# LISTED ENTRIES:
[Begin]

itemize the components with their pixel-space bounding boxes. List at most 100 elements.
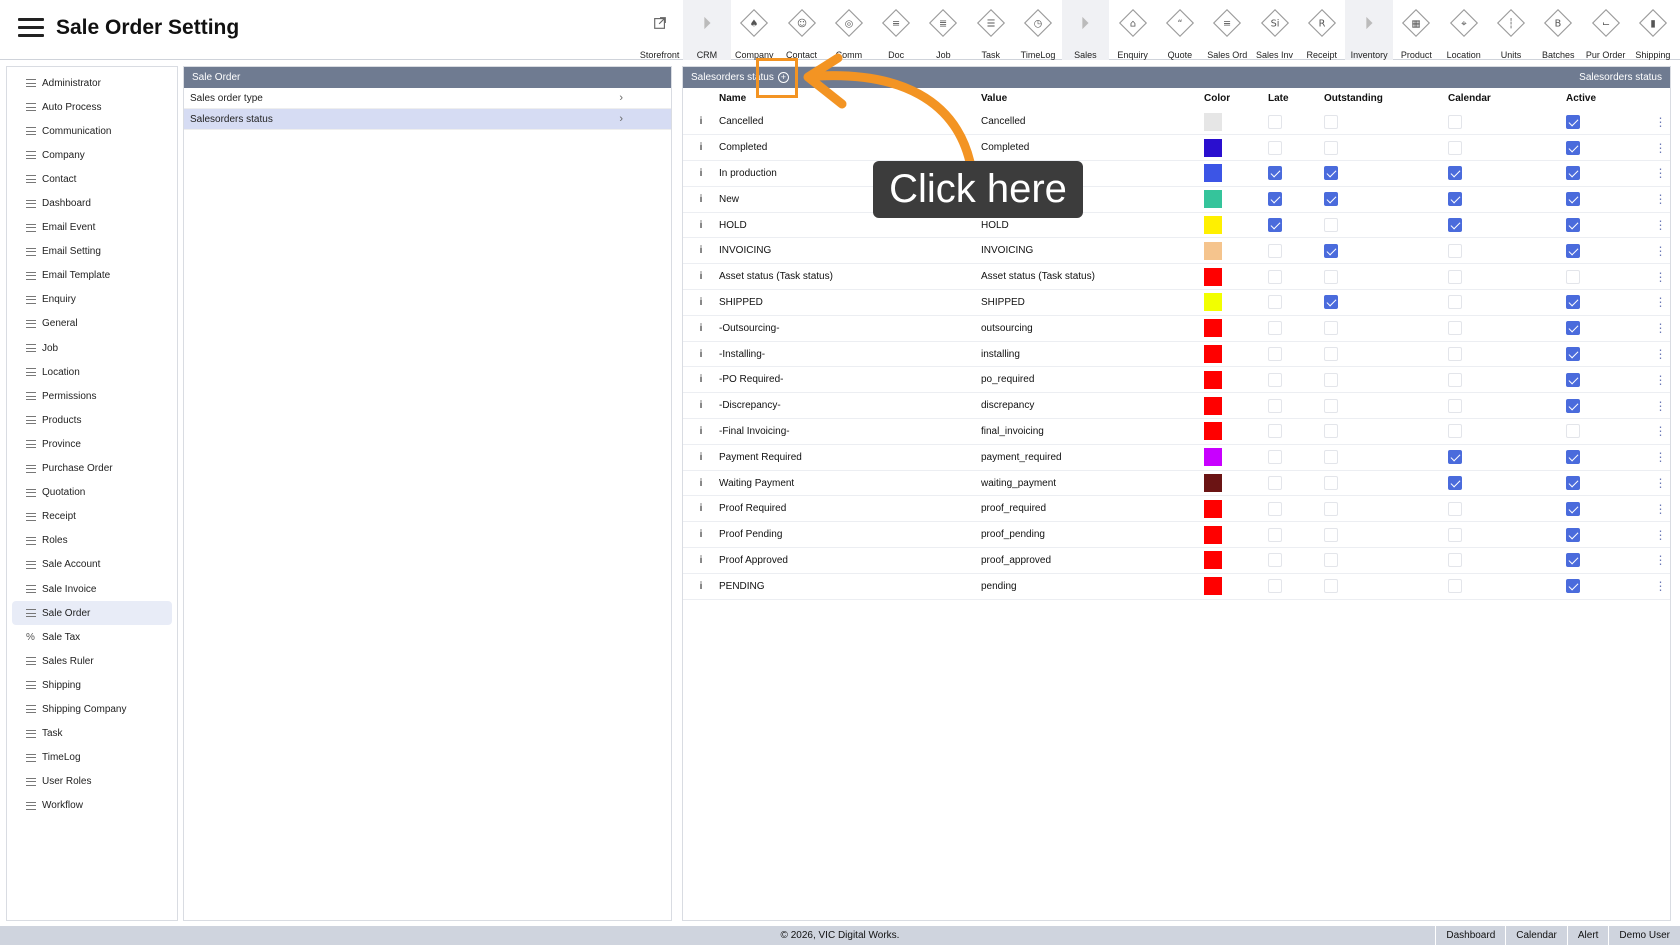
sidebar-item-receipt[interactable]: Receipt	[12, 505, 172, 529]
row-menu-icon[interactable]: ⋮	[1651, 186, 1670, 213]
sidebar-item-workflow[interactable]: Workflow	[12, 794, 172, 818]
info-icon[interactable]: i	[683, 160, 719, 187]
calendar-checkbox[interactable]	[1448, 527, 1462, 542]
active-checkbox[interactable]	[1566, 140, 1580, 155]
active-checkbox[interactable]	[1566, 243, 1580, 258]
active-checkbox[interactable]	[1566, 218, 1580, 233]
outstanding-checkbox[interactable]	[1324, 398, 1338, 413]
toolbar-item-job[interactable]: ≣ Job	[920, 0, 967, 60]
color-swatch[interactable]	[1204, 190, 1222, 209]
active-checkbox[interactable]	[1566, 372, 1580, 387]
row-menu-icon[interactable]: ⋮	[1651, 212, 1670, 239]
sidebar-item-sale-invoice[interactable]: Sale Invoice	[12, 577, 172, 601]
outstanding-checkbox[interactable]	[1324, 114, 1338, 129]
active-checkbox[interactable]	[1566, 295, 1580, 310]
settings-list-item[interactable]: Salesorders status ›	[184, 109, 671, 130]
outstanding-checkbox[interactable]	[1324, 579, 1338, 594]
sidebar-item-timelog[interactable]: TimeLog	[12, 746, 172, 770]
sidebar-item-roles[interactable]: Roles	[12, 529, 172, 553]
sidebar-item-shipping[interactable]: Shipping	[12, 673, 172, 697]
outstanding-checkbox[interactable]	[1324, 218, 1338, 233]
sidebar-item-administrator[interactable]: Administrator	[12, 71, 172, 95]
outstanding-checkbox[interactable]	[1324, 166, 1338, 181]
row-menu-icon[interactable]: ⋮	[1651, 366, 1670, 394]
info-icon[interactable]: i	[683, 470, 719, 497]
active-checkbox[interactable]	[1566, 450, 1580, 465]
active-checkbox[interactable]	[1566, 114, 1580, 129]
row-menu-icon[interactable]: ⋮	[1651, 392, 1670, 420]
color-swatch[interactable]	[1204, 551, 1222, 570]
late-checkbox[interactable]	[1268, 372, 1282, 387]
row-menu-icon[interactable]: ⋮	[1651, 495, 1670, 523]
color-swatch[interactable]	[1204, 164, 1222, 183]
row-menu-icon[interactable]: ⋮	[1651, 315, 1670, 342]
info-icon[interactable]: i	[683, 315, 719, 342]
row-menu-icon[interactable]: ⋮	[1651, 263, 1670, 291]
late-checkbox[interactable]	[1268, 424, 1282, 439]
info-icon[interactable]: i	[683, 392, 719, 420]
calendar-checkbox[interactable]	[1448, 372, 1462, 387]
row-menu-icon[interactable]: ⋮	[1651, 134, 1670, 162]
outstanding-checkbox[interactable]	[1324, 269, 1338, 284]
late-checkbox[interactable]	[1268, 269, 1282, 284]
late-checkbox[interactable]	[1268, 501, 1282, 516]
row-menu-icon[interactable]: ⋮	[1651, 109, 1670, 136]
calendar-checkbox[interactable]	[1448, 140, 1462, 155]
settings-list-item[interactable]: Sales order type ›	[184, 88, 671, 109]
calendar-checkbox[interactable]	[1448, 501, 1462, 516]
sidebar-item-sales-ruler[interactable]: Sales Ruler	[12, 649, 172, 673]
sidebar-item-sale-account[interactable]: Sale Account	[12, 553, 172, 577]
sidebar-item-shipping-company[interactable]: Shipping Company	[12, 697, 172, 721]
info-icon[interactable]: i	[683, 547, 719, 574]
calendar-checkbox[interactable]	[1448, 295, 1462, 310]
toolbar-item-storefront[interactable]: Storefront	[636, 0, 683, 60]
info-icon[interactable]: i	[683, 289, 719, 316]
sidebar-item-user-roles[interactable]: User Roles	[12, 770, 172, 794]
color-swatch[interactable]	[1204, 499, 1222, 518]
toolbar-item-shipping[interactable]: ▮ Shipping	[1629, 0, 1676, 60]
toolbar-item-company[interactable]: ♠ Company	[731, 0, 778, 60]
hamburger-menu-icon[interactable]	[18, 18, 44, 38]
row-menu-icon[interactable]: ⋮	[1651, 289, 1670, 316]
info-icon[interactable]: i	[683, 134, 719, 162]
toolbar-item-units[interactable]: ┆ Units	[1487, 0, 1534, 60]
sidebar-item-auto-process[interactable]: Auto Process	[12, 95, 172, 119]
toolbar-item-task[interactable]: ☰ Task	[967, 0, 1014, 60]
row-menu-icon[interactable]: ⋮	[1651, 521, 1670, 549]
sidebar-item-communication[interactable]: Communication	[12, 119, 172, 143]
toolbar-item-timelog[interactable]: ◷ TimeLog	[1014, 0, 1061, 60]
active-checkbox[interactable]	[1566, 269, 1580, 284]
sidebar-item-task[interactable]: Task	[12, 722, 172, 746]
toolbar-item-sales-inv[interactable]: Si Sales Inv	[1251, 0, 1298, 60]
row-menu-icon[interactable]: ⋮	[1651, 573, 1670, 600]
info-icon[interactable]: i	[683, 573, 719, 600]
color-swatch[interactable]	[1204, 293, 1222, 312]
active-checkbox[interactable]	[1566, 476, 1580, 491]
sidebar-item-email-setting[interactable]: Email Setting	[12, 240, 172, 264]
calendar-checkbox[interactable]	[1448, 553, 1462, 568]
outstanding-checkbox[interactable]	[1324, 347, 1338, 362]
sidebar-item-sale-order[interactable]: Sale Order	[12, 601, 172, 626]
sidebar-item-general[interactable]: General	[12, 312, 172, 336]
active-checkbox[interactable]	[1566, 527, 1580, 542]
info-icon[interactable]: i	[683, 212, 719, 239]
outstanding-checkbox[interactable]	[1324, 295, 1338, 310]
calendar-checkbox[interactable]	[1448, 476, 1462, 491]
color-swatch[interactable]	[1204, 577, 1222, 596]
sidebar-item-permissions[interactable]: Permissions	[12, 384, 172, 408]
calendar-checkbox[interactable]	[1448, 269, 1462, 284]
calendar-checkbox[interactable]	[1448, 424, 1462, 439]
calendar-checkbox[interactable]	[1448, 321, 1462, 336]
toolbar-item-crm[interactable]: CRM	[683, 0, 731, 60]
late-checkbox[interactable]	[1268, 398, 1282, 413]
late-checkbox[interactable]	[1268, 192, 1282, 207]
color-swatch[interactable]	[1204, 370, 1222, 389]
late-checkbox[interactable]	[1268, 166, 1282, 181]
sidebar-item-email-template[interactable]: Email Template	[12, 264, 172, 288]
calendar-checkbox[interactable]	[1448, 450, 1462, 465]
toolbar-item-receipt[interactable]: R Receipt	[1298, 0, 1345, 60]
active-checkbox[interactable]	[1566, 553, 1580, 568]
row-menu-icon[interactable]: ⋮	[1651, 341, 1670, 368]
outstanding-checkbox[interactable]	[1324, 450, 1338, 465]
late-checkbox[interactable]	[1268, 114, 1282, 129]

[End]

# WHAT IS BEING ASKED:
Lay out all the rows above as a Markdown table with two columns, Number and Row text, putting each line in its own table row and skipping blank lines. Leave the pictures out.

# EXERCISE SOLUTION:
| Number | Row text |
|---|---|
| 1 | itemize the components with their pixel-space bounding boxes. List at most 100 elements. |
| 2 | sidebar-item-receipt[interactable]: Receipt	[12, 505, 172, 529] |
| 3 | row-menu-icon[interactable]: ⋮	[1651, 186, 1670, 213] |
| 4 | sidebar-item-workflow[interactable]: Workflow	[12, 794, 172, 818] |
| 5 | info-icon[interactable]: i	[683, 160, 719, 187] |
| 6 | calendar-checkbox[interactable]	[1448, 527, 1462, 542] |
| 7 | active-checkbox[interactable]	[1566, 140, 1580, 155] |
| 8 | active-checkbox[interactable]	[1566, 243, 1580, 258] |
| 9 | active-checkbox[interactable]	[1566, 218, 1580, 233] |
| 10 | outstanding-checkbox[interactable]	[1324, 398, 1338, 413] |
| 11 | toolbar-item-job[interactable]: ≣ Job	[920, 0, 967, 60] |
| 12 | color-swatch[interactable]	[1204, 190, 1222, 209] |
| 13 | active-checkbox[interactable]	[1566, 372, 1580, 387] |
| 14 | row-menu-icon[interactable]: ⋮	[1651, 212, 1670, 239] |
| 15 | sidebar-item-sale-invoice[interactable]: Sale Invoice	[12, 577, 172, 601] |
| 16 | outstanding-checkbox[interactable]	[1324, 114, 1338, 129] |
| 17 | active-checkbox[interactable]	[1566, 295, 1580, 310] |
| 18 | settings-list-item[interactable]: Salesorders status ›	[184, 109, 671, 130] |
| 19 | outstanding-checkbox[interactable]	[1324, 579, 1338, 594] |
| 20 | sidebar-item-timelog[interactable]: TimeLog	[12, 746, 172, 770] |
| 21 | sidebar-item-roles[interactable]: Roles	[12, 529, 172, 553] |
| 22 | sidebar-item-shipping[interactable]: Shipping	[12, 673, 172, 697] |
| 23 | outstanding-checkbox[interactable]	[1324, 218, 1338, 233] |
| 24 | sidebar-item-administrator[interactable]: Administrator	[12, 71, 172, 95] |
| 25 | outstanding-checkbox[interactable]	[1324, 166, 1338, 181] |
| 26 | row-menu-icon[interactable]: ⋮	[1651, 366, 1670, 394] |
| 27 | info-icon[interactable]: i	[683, 470, 719, 497] |
| 28 | active-checkbox[interactable]	[1566, 450, 1580, 465] |
| 29 | active-checkbox[interactable]	[1566, 114, 1580, 129] |
| 30 | row-menu-icon[interactable]: ⋮	[1651, 392, 1670, 420] |
| 31 | color-swatch[interactable]	[1204, 551, 1222, 570] |
| 32 | late-checkbox[interactable]	[1268, 372, 1282, 387] |
| 33 | row-menu-icon[interactable]: ⋮	[1651, 495, 1670, 523] |
| 34 | color-swatch[interactable]	[1204, 164, 1222, 183] |
| 35 | row-menu-icon[interactable]: ⋮	[1651, 315, 1670, 342] |
| 36 | info-icon[interactable]: i	[683, 315, 719, 342] |
| 37 | row-menu-icon[interactable]: ⋮	[1651, 263, 1670, 291] |
| 38 | late-checkbox[interactable]	[1268, 424, 1282, 439] |
| 39 | info-icon[interactable]: i	[683, 392, 719, 420] |
| 40 | calendar-checkbox[interactable]	[1448, 372, 1462, 387] |
| 41 | row-menu-icon[interactable]: ⋮	[1651, 134, 1670, 162] |
| 42 | outstanding-checkbox[interactable]	[1324, 269, 1338, 284] |
| 43 | late-checkbox[interactable]	[1268, 269, 1282, 284] |
| 44 | late-checkbox[interactable]	[1268, 501, 1282, 516] |
| 45 | row-menu-icon[interactable]: ⋮	[1651, 109, 1670, 136] |
| 46 | calendar-checkbox[interactable]	[1448, 140, 1462, 155] |
| 47 | settings-list-item[interactable]: Sales order type ›	[184, 88, 671, 109] |
| 48 | calendar-checkbox[interactable]	[1448, 501, 1462, 516] |
| 49 | sidebar-item-sales-ruler[interactable]: Sales Ruler	[12, 649, 172, 673] |
| 50 | sidebar-item-sale-account[interactable]: Sale Account	[12, 553, 172, 577] |
| 51 | sidebar-item-shipping-company[interactable]: Shipping Company	[12, 697, 172, 721] |
| 52 | info-icon[interactable]: i	[683, 547, 719, 574] |
| 53 | calendar-checkbox[interactable]	[1448, 295, 1462, 310] |
| 54 | toolbar-item-storefront[interactable]: Storefront	[636, 0, 683, 60] |
| 55 | info-icon[interactable]: i	[683, 289, 719, 316] |
| 56 | sidebar-item-user-roles[interactable]: User Roles	[12, 770, 172, 794] |
| 57 | color-swatch[interactable]	[1204, 499, 1222, 518] |
| 58 | toolbar-item-shipping[interactable]: ▮ Shipping	[1629, 0, 1676, 60] |
| 59 | toolbar-item-company[interactable]: ♠ Company	[731, 0, 778, 60] |
| 60 | hamburger-menu-icon[interactable]	[18, 18, 44, 38] |
| 61 | row-menu-icon[interactable]: ⋮	[1651, 289, 1670, 316] |
| 62 | info-icon[interactable]: i	[683, 134, 719, 162] |
| 63 | toolbar-item-units[interactable]: ┆ Units	[1487, 0, 1534, 60] |
| 64 | sidebar-item-auto-process[interactable]: Auto Process	[12, 95, 172, 119] |
| 65 | toolbar-item-task[interactable]: ☰ Task	[967, 0, 1014, 60] |
| 66 | row-menu-icon[interactable]: ⋮	[1651, 521, 1670, 549] |
| 67 | sidebar-item-communication[interactable]: Communication	[12, 119, 172, 143] |
| 68 | toolbar-item-timelog[interactable]: ◷ TimeLog	[1014, 0, 1061, 60] |
| 69 | active-checkbox[interactable]	[1566, 269, 1580, 284] |
| 70 | sidebar-item-task[interactable]: Task	[12, 722, 172, 746] |
| 71 | toolbar-item-sales-inv[interactable]: Si Sales Inv	[1251, 0, 1298, 60] |
| 72 | row-menu-icon[interactable]: ⋮	[1651, 573, 1670, 600] |
| 73 | info-icon[interactable]: i	[683, 573, 719, 600] |
| 74 | color-swatch[interactable]	[1204, 293, 1222, 312] |
| 75 | active-checkbox[interactable]	[1566, 476, 1580, 491] |
| 76 | sidebar-item-email-setting[interactable]: Email Setting	[12, 240, 172, 264] |
| 77 | calendar-checkbox[interactable]	[1448, 553, 1462, 568] |
| 78 | outstanding-checkbox[interactable]	[1324, 347, 1338, 362] |
| 79 | sidebar-item-sale-order[interactable]: Sale Order	[12, 601, 172, 626] |
| 80 | sidebar-item-general[interactable]: General	[12, 312, 172, 336] |
| 81 | active-checkbox[interactable]	[1566, 527, 1580, 542] |
| 82 | info-icon[interactable]: i	[683, 212, 719, 239] |
| 83 | outstanding-checkbox[interactable]	[1324, 295, 1338, 310] |
| 84 | calendar-checkbox[interactable]	[1448, 476, 1462, 491] |
| 85 | color-swatch[interactable]	[1204, 577, 1222, 596] |
| 86 | sidebar-item-permissions[interactable]: Permissions	[12, 384, 172, 408] |
| 87 | calendar-checkbox[interactable]	[1448, 269, 1462, 284] |
| 88 | calendar-checkbox[interactable]	[1448, 424, 1462, 439] |
| 89 | calendar-checkbox[interactable]	[1448, 321, 1462, 336] |
| 90 | toolbar-item-crm[interactable]: CRM	[683, 0, 731, 60] |
| 91 | late-checkbox[interactable]	[1268, 398, 1282, 413] |
| 92 | late-checkbox[interactable]	[1268, 192, 1282, 207] |
| 93 | color-swatch[interactable]	[1204, 370, 1222, 389] |
| 94 | late-checkbox[interactable]	[1268, 166, 1282, 181] |
| 95 | sidebar-item-email-template[interactable]: Email Template	[12, 264, 172, 288] |
| 96 | calendar-checkbox[interactable]	[1448, 450, 1462, 465] |
| 97 | toolbar-item-receipt[interactable]: R Receipt	[1298, 0, 1345, 60] |
| 98 | active-checkbox[interactable]	[1566, 553, 1580, 568] |
| 99 | row-menu-icon[interactable]: ⋮	[1651, 341, 1670, 368] |
| 100 | outstanding-checkbox[interactable]	[1324, 450, 1338, 465] |
| 101 | late-checkbox[interactable]	[1268, 114, 1282, 129] |